┌─ DATASET CONTENT
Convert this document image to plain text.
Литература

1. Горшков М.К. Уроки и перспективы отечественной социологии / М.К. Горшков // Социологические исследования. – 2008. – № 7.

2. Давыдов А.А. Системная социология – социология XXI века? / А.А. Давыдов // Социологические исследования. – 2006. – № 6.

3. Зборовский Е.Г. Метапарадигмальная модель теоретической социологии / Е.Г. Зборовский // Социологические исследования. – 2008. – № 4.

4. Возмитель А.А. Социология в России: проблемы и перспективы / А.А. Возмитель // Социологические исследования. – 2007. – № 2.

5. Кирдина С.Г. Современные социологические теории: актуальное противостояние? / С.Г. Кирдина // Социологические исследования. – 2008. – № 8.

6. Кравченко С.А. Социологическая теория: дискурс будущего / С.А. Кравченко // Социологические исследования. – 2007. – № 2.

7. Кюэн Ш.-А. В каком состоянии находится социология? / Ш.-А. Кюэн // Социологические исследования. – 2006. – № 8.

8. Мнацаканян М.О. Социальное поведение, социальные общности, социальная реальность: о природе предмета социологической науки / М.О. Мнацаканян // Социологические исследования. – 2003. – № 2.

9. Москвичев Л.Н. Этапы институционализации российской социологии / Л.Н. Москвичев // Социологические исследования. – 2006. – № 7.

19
└─
┌─ DATASET CONTENT
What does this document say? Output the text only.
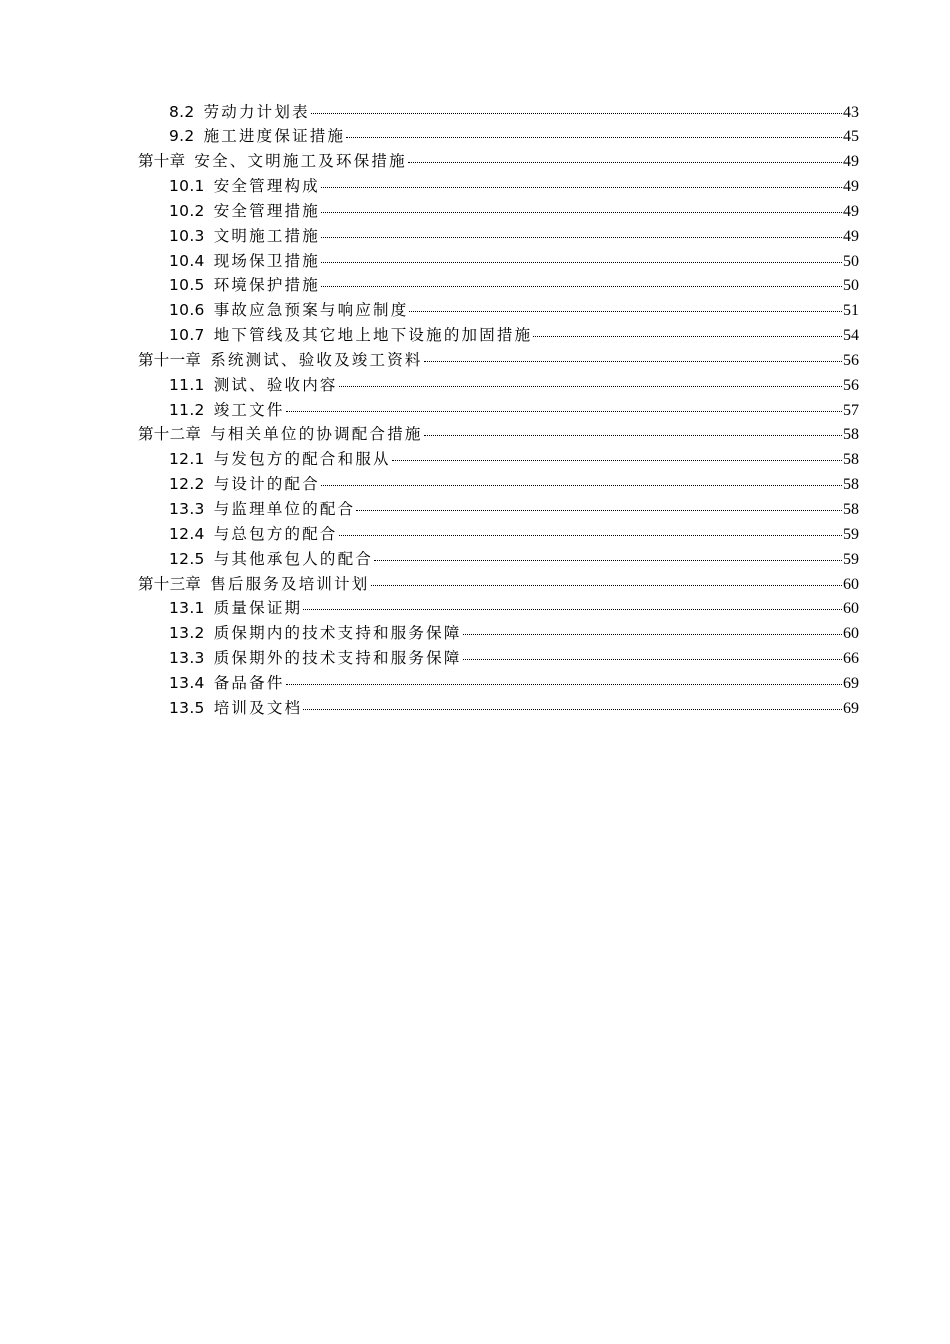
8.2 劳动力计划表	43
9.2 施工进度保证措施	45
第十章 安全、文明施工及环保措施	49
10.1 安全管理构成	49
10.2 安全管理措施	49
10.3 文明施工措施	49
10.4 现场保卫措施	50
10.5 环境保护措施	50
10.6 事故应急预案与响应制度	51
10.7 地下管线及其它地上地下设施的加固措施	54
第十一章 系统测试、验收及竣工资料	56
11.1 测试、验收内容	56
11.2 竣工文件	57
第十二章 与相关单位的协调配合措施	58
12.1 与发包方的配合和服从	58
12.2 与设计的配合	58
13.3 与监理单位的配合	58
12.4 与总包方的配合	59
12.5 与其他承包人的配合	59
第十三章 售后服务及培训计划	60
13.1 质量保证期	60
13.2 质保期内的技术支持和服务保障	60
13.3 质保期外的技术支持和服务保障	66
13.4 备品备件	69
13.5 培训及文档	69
└─
### THE TASK
Gather every line from the listing above in which the word "перспективы" appears.

### OUTPUT OF THE TASK
1. Горшков М.К. Уроки и перспективы отечественной социологии / М.К. Горшков // Социологические исследования. – 2008. – № 7.
4. Возмитель А.А. Социология в России: проблемы и перспективы / А.А. Возмитель // Социологические исследования. – 2007. – № 2.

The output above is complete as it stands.